Filter on the word "Friderich": copy each matching line from the listing below.

----- PROVIDED DATA

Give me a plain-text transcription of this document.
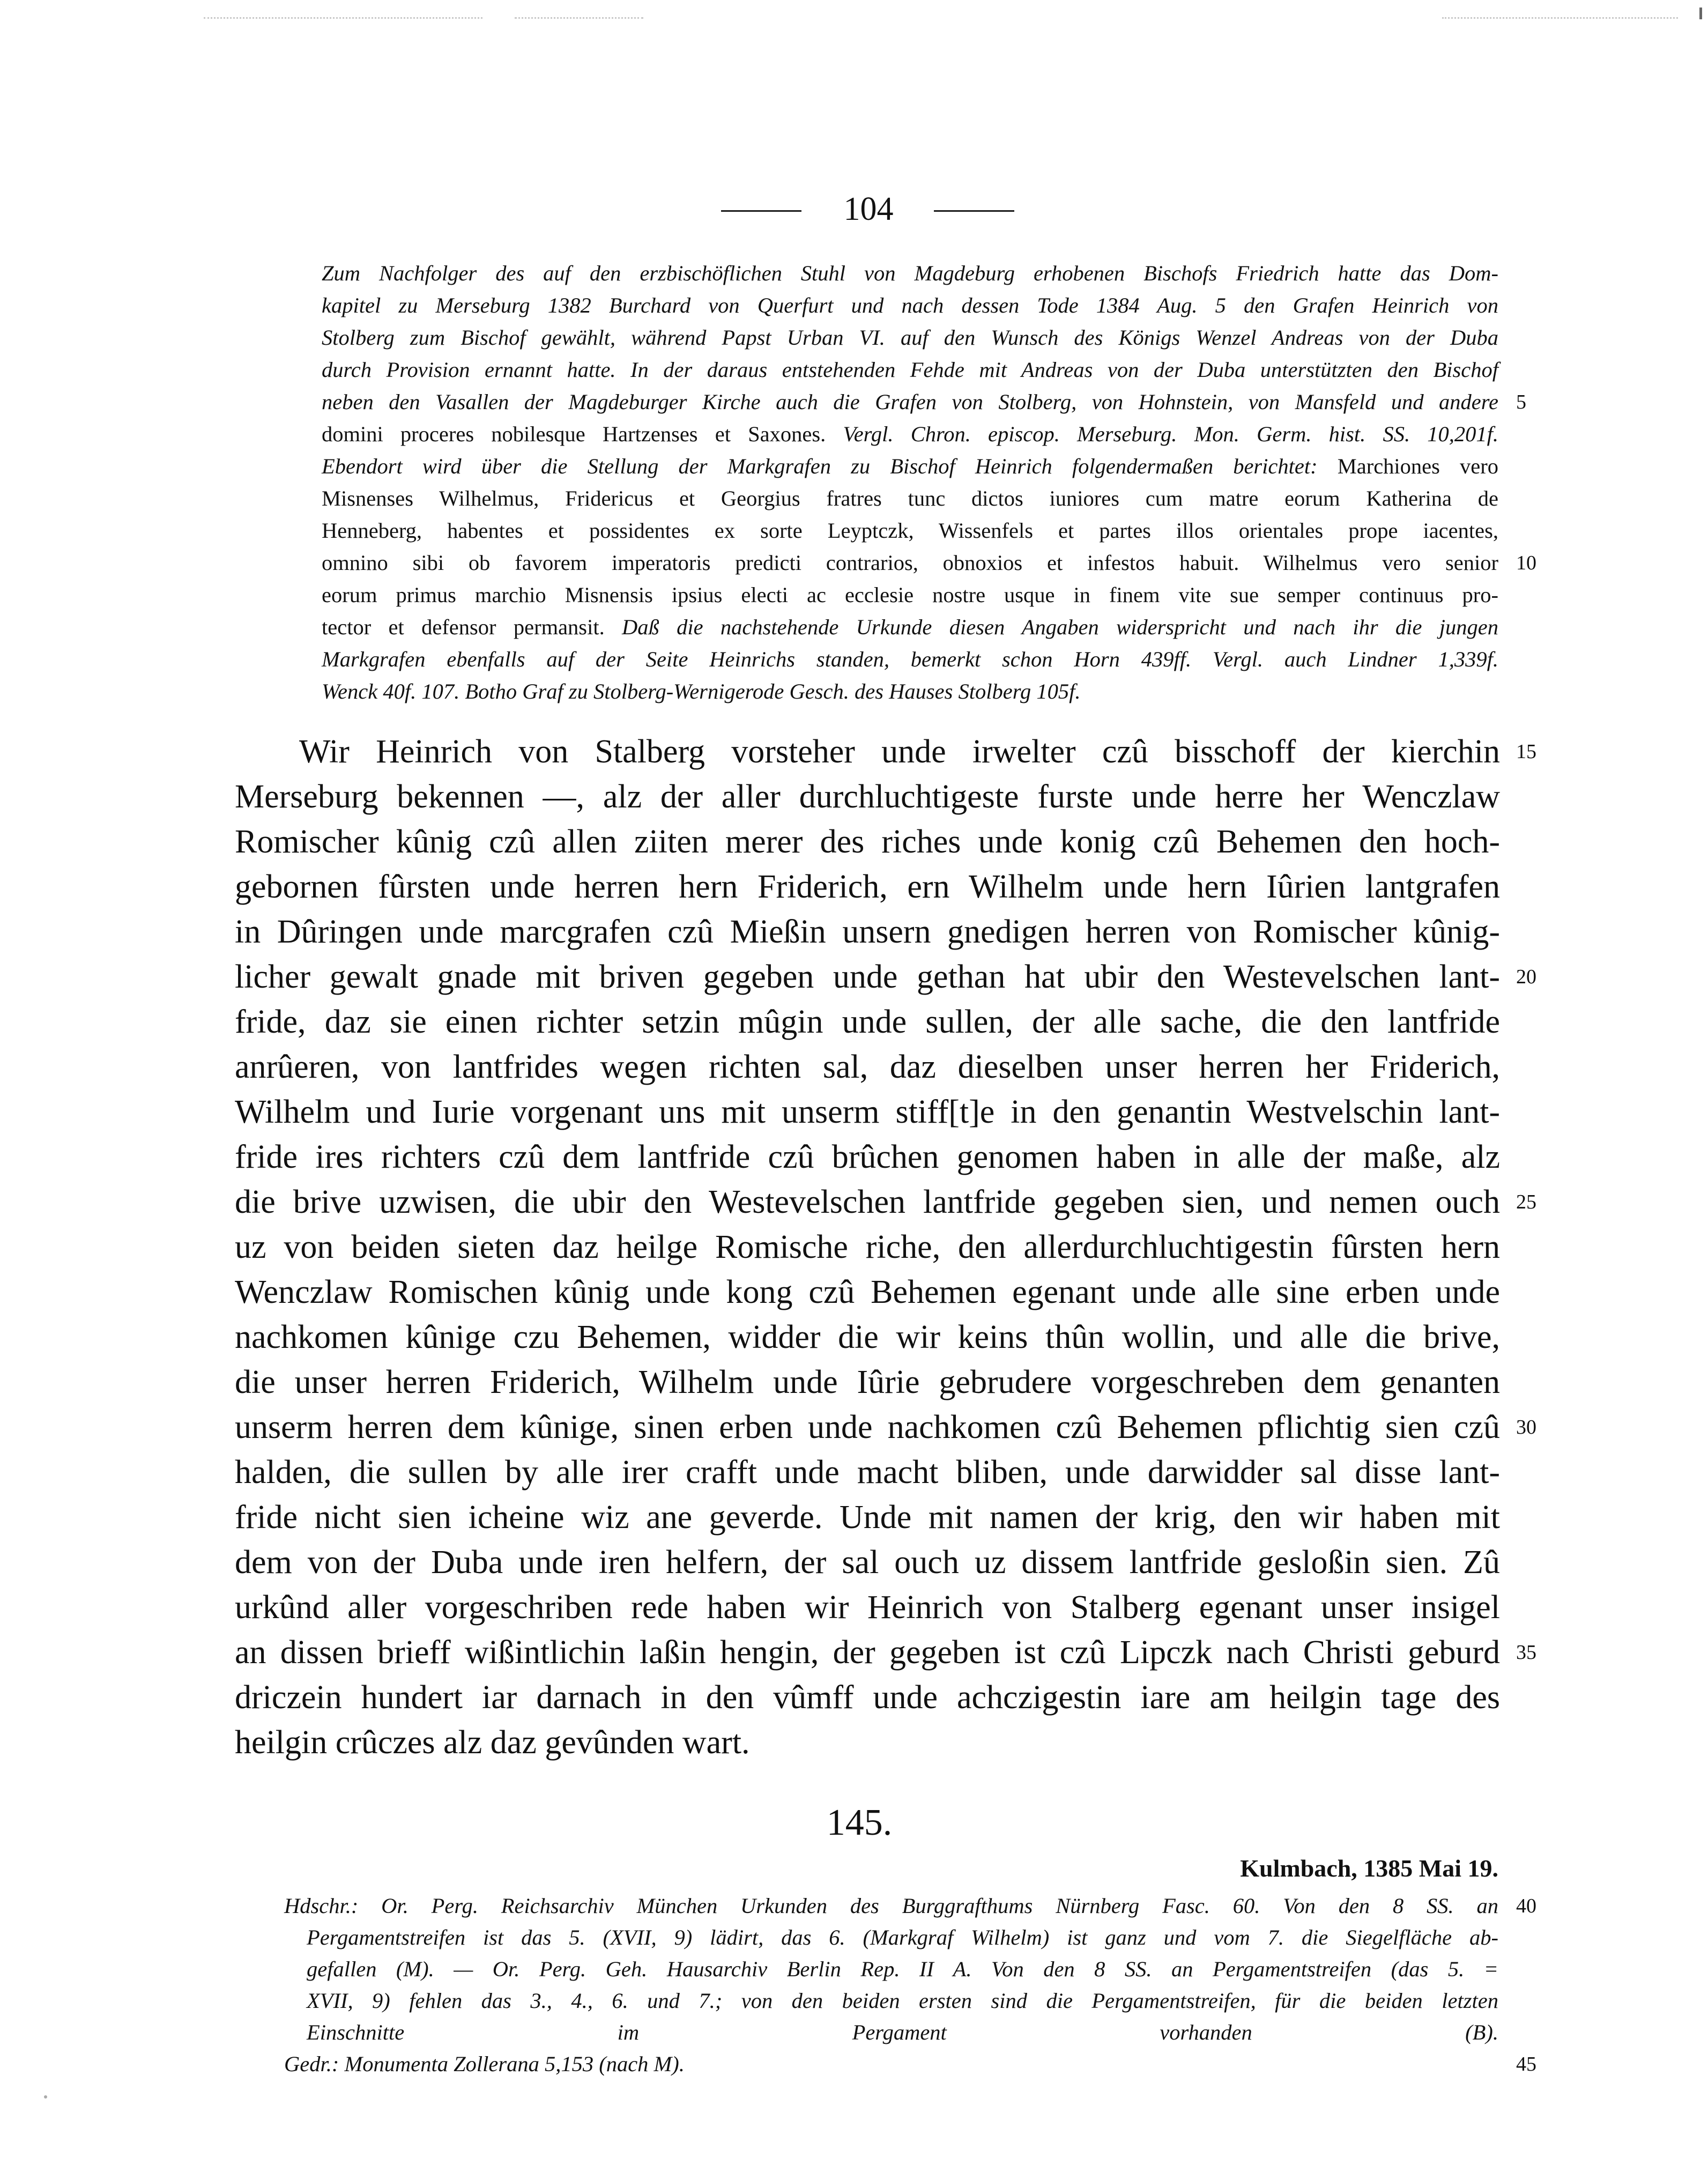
104
Zum Nachfolger des auf den erzbischöflichen Stuhl von Magdeburg erhobenen Bischofs Friedrich hatte das Dom-
kapitel zu Merseburg 1382 Burchard von Querfurt und nach dessen Tode 1384 Aug. 5 den Grafen Heinrich von
Stolberg zum Bischof gewählt, während Papst Urban VI. auf den Wunsch des Königs Wenzel Andreas von der Duba
durch Provision ernannt hatte. In der daraus entstehenden Fehde mit Andreas von der Duba unterstützten den Bischof
neben den Vasallen der Magdeburger Kirche auch die Grafen von Stolberg, von Hohnstein, von Mansfeld und andere 5
domini proceres nobilesque Hartzenses et Saxones. Vergl. Chron. episcop. Merseburg. Mon. Germ. hist. SS. 10,201f.
Ebendort wird über die Stellung der Markgrafen zu Bischof Heinrich folgendermaßen berichtet: Marchiones vero
Misnenses Wilhelmus, Fridericus et Georgius fratres tunc dictos iuniores cum matre eorum Katherina de
Henneberg, habentes et possidentes ex sorte Leyptczk, Wissenfels et partes illos orientales prope iacentes,
omnino sibi ob favorem imperatoris predicti contrarios, obnoxios et infestos habuit. Wilhelmus vero senior 10
eorum primus marchio Misnensis ipsius electi ac ecclesie nostre usque in finem vite sue semper continuus pro-
tector et defensor permansit. Daß die nachstehende Urkunde diesen Angaben widerspricht und nach ihr die jungen
Markgrafen ebenfalls auf der Seite Heinrichs standen, bemerkt schon Horn 439ff. Vergl. auch Lindner 1,339f.
Wenck 40f. 107. Botho Graf zu Stolberg-Wernigerode Gesch. des Hauses Stolberg 105f.
Wir Heinrich von Stalberg vorsteher unde irwelter czû bisschoff der kierchin 15
Merseburg bekennen —, alz der aller durchluchtigeste furste unde herre her Wenczlaw
Romischer kûnig czû allen ziiten merer des riches unde konig czû Behemen den hoch-
gebornen fûrsten unde herren hern Friderich, ern Wilhelm unde hern Iûrien lantgrafen
in Dûringen unde marcgrafen czû Mießin unsern gnedigen herren von Romischer kûnig-
licher gewalt gnade mit briven gegeben unde gethan hat ubir den Westevelschen lant- 20
fride, daz sie einen richter setzin mûgin unde sullen, der alle sache, die den lantfride
anrûeren, von lantfrides wegen richten sal, daz dieselben unser herren her Friderich,
Wilhelm und Iurie vorgenant uns mit unserm stiff[t]e in den genantin Westvelschin lant-
fride ires richters czû dem lantfride czû brûchen genomen haben in alle der maße, alz
die brive uzwisen, die ubir den Westevelschen lantfride gegeben sien, und nemen ouch 25
uz von beiden sieten daz heilge Romische riche, den allerdurchluchtigestin fûrsten hern
Wenczlaw Romischen kûnig unde kong czû Behemen egenant unde alle sine erben unde
nachkomen kûnige czu Behemen, widder die wir keins thûn wollin, und alle die brive,
die unser herren Friderich, Wilhelm unde Iûrie gebrudere vorgeschreben dem genanten
unserm herren dem kûnige, sinen erben unde nachkomen czû Behemen pflichtig sien czû 30
halden, die sullen by alle irer crafft unde macht bliben, unde darwidder sal disse lant-
fride nicht sien icheine wiz ane geverde. Unde mit namen der krig, den wir haben mit
dem von der Duba unde iren helfern, der sal ouch uz dissem lantfride gesloßin sien. Zû
urkûnd aller vorgeschriben rede haben wir Heinrich von Stalberg egenant unser insigel
an dissen brieff wißintlichin laßin hengin, der gegeben ist czû Lipczk nach Christi geburd 35
driczein hundert iar darnach in den vûmff unde achczigestin iare am heilgin tage des
heilgin crûczes alz daz gevûnden wart.
145.
Kulmbach, 1385 Mai 19.
Hdschr.: Or. Perg. Reichsarchiv München Urkunden des Burggrafthums Nürnberg Fasc. 60. Von den 8 SS. an 40
Pergamentstreifen ist das 5. (XVII, 9) lädirt, das 6. (Markgraf Wilhelm) ist ganz und vom 7. die Siegelfläche ab-
gefallen (M). — Or. Perg. Geh. Hausarchiv Berlin Rep. II A. Von den 8 SS. an Pergamentstreifen (das 5. =
XVII, 9) fehlen das 3., 4., 6. und 7.; von den beiden ersten sind die Pergamentstreifen, für die beiden letzten
Einschnitte im Pergament vorhanden (B).
Gedr.: Monumenta Zollerana 5,153 (nach M).	45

----------

## SOLUTION TO THIS EXERCISE:
gebornen fûrsten unde herren hern Friderich, ern Wilhelm unde hern Iûrien lantgrafen
anrûeren, von lantfrides wegen richten sal, daz dieselben unser herren her Friderich,
die unser herren Friderich, Wilhelm unde Iûrie gebrudere vorgeschreben dem genanten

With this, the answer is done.